» DATA ROWS:
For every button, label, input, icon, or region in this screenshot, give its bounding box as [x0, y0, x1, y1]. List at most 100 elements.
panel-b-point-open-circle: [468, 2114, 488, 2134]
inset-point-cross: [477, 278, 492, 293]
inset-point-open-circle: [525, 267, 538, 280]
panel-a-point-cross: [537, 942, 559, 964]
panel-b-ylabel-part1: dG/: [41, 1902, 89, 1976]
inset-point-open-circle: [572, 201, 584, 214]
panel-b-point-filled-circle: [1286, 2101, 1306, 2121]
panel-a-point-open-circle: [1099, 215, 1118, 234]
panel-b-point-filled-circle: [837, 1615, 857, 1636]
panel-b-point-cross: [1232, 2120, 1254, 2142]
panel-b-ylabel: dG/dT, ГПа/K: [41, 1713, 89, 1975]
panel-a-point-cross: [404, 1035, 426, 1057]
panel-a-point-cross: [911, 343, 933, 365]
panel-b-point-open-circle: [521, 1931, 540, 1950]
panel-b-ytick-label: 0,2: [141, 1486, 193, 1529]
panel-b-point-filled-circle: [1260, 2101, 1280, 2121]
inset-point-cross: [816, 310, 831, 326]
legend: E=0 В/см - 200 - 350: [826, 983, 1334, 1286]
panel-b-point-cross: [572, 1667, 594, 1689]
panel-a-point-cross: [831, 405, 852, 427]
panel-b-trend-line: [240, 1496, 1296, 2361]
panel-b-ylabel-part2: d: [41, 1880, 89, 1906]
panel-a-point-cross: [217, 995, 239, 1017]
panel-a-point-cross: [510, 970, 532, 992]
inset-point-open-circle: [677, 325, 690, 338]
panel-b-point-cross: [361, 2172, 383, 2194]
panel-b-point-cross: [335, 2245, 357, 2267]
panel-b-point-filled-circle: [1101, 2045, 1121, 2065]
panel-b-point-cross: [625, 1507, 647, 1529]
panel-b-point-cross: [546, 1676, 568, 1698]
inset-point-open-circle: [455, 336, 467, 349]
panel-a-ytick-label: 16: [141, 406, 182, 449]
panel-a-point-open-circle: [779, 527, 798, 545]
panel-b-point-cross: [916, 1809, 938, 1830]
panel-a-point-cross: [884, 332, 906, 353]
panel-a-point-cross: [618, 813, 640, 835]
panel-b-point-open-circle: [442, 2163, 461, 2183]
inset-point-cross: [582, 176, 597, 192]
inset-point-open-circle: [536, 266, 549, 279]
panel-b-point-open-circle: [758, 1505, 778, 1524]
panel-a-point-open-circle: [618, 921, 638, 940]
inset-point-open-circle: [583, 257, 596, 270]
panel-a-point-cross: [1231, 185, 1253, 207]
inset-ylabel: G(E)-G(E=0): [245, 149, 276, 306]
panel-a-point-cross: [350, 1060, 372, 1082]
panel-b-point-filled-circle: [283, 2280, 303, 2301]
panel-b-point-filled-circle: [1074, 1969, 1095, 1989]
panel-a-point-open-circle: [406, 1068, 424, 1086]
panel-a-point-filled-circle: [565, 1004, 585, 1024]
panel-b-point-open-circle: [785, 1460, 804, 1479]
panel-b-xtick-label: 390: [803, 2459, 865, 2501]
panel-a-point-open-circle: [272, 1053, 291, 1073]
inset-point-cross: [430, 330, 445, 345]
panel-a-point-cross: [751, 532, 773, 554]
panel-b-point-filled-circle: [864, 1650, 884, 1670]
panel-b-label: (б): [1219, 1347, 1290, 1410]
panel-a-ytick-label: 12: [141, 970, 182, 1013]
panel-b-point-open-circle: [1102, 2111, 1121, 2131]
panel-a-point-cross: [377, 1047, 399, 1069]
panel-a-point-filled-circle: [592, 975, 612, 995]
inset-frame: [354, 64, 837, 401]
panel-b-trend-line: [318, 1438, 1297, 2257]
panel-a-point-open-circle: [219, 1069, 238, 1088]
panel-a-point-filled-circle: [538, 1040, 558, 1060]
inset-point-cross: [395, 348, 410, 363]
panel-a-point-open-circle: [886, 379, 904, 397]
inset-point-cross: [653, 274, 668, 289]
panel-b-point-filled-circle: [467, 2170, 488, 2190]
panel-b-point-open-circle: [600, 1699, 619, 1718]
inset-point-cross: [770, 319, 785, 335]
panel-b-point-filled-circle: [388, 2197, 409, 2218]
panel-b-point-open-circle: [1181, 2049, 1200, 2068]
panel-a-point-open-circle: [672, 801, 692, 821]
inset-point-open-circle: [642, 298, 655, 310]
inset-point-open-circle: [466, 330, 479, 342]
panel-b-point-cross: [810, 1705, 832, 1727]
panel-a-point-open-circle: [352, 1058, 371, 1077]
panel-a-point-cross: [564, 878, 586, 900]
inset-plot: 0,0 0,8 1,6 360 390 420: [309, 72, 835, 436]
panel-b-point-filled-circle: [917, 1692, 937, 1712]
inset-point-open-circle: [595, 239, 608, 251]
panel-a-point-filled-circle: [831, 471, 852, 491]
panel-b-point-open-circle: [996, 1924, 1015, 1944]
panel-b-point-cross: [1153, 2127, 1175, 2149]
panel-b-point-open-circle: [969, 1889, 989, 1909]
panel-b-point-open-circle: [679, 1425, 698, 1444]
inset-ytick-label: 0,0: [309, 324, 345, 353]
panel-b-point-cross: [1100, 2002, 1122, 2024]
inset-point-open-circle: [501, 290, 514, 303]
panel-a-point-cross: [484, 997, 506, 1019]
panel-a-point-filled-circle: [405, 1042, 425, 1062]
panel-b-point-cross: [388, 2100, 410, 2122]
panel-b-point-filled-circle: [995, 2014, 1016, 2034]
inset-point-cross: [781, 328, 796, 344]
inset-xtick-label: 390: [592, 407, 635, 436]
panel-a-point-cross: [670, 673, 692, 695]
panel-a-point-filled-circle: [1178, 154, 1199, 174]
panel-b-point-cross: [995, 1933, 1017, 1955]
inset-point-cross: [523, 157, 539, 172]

» TASK OBJECTIVE:
Please copy out the records word for word, from the start of the records through the line containing "panel-b-ylabel-part1: dG/: [41, 1902, 89, 1976]", including that line.

» THE REPLY:
For every button, label, input, icon, or region in this screenshot, give its bounding box as [x0, y0, x1, y1]. List at most 100 elements.
panel-b-point-open-circle: [468, 2114, 488, 2134]
inset-point-cross: [477, 278, 492, 293]
inset-point-open-circle: [525, 267, 538, 280]
panel-a-point-cross: [537, 942, 559, 964]
panel-b-ylabel-part1: dG/: [41, 1902, 89, 1976]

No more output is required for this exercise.